Dataset excerpt

** begin **

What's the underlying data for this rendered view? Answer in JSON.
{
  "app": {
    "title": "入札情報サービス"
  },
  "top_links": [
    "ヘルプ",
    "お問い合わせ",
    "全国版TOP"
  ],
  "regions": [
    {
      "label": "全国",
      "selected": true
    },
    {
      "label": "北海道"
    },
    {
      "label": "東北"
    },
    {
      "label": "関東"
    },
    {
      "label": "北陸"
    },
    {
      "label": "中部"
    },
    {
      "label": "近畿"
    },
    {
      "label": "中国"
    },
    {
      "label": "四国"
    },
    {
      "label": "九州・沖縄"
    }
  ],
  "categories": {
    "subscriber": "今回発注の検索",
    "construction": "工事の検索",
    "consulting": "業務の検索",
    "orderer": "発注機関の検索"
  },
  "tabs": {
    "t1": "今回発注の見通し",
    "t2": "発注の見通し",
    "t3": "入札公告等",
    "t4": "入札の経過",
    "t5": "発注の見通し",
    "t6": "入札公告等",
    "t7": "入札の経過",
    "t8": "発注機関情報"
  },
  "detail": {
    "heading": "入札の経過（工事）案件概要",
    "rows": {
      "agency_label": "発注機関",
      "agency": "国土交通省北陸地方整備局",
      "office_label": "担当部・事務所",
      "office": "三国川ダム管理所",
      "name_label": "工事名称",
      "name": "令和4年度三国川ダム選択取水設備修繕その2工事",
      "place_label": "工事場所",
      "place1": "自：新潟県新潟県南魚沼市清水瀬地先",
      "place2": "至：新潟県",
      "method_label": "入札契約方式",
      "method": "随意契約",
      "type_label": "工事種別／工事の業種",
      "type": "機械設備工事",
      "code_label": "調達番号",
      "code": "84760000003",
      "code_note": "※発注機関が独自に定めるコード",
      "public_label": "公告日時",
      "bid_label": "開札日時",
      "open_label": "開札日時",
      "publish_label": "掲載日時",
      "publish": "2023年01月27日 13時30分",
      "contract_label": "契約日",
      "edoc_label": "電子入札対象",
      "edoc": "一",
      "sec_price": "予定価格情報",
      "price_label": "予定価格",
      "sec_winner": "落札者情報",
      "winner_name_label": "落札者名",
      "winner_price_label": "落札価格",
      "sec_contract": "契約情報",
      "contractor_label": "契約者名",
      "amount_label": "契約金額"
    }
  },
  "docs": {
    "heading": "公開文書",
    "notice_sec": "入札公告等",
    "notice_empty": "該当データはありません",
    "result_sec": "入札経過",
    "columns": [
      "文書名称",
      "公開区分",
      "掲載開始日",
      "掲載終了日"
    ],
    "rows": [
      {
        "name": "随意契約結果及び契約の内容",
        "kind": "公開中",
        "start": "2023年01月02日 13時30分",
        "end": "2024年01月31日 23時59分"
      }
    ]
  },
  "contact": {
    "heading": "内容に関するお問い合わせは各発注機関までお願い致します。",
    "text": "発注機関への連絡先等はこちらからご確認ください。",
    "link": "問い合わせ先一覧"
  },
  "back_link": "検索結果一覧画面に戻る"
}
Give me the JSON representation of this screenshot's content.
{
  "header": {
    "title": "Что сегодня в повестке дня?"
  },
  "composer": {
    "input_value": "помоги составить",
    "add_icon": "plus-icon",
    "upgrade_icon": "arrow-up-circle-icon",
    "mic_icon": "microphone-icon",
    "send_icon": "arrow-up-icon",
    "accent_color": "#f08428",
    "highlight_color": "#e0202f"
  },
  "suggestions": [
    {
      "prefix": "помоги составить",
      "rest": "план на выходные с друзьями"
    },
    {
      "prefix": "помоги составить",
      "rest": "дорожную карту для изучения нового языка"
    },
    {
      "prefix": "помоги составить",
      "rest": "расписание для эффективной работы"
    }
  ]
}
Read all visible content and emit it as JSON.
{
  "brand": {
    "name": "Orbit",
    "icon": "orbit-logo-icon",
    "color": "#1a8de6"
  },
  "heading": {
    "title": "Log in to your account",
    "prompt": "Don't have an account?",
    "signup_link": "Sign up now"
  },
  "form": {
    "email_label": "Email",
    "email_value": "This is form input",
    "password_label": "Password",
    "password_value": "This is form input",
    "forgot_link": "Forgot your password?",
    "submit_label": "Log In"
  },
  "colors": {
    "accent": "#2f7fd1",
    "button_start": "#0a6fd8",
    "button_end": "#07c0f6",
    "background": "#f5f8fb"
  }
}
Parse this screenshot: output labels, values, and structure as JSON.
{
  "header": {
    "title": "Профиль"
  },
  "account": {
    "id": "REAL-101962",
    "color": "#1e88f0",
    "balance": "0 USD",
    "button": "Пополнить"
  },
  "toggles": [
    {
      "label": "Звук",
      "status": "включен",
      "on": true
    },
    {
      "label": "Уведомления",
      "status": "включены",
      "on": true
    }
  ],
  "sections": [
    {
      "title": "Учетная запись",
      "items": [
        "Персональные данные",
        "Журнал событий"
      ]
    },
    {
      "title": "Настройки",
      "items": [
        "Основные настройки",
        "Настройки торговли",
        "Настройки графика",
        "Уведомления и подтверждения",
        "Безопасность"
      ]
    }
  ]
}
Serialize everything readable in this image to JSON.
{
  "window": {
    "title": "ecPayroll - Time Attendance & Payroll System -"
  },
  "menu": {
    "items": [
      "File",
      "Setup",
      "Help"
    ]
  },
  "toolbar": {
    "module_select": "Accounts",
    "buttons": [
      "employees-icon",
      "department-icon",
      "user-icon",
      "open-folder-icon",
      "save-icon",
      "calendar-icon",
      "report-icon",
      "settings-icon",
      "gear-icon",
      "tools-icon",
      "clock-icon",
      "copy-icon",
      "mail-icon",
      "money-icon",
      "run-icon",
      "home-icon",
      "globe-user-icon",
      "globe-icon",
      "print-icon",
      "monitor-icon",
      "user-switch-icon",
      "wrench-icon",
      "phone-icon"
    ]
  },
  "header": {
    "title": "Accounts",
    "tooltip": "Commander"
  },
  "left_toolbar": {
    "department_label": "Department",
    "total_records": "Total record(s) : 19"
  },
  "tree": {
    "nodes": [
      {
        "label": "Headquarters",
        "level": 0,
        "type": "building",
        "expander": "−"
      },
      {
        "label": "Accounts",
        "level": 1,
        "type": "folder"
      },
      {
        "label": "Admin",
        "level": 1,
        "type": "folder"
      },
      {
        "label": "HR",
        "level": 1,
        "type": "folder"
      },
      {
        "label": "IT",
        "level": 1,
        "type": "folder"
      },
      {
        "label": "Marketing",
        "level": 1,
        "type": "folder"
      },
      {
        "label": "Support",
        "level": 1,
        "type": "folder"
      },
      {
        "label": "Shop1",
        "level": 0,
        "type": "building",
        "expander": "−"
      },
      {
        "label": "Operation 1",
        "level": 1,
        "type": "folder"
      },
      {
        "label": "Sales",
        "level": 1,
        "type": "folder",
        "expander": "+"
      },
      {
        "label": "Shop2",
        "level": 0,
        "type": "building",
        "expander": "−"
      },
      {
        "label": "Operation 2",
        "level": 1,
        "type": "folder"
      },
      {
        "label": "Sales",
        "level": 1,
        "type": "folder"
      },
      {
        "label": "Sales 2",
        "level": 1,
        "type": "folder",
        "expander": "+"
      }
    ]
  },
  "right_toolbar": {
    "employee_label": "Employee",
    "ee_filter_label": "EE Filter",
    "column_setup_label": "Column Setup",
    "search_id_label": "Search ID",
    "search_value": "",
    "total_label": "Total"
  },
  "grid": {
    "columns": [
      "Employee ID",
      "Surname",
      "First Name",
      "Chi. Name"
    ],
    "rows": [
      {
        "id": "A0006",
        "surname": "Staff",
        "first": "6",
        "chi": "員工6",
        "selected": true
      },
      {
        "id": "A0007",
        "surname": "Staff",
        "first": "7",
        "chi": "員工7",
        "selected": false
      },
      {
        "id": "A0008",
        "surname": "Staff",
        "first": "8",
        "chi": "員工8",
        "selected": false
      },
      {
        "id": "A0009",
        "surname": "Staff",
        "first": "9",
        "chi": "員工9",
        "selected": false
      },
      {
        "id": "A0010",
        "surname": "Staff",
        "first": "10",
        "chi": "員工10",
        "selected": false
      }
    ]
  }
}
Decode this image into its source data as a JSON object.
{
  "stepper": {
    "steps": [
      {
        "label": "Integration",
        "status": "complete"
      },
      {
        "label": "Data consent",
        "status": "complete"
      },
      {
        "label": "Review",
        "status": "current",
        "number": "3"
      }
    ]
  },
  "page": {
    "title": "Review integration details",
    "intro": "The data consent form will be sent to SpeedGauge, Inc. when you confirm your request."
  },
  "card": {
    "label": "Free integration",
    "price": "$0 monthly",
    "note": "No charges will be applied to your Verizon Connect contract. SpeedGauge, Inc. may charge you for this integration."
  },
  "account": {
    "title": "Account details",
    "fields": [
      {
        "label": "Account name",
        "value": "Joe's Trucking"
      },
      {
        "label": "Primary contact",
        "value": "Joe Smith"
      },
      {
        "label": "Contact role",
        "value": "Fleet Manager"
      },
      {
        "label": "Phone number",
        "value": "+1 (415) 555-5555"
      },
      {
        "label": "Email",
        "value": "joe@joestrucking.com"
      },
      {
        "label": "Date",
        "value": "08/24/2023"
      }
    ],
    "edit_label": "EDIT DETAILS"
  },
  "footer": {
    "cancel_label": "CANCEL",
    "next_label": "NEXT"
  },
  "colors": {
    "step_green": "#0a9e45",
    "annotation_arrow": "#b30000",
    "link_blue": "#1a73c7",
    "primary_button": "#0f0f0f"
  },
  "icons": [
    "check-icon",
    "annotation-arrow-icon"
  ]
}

** end **

## [Challenge]
Pick out the lines above that hold the string "form" and show them.

## [Worked solution]
  "form": {
    "email_value": "This is form input",
    "password_value": "This is form input",
    "intro": "The data consent form will be sent to SpeedGauge, Inc. when you confirm your request."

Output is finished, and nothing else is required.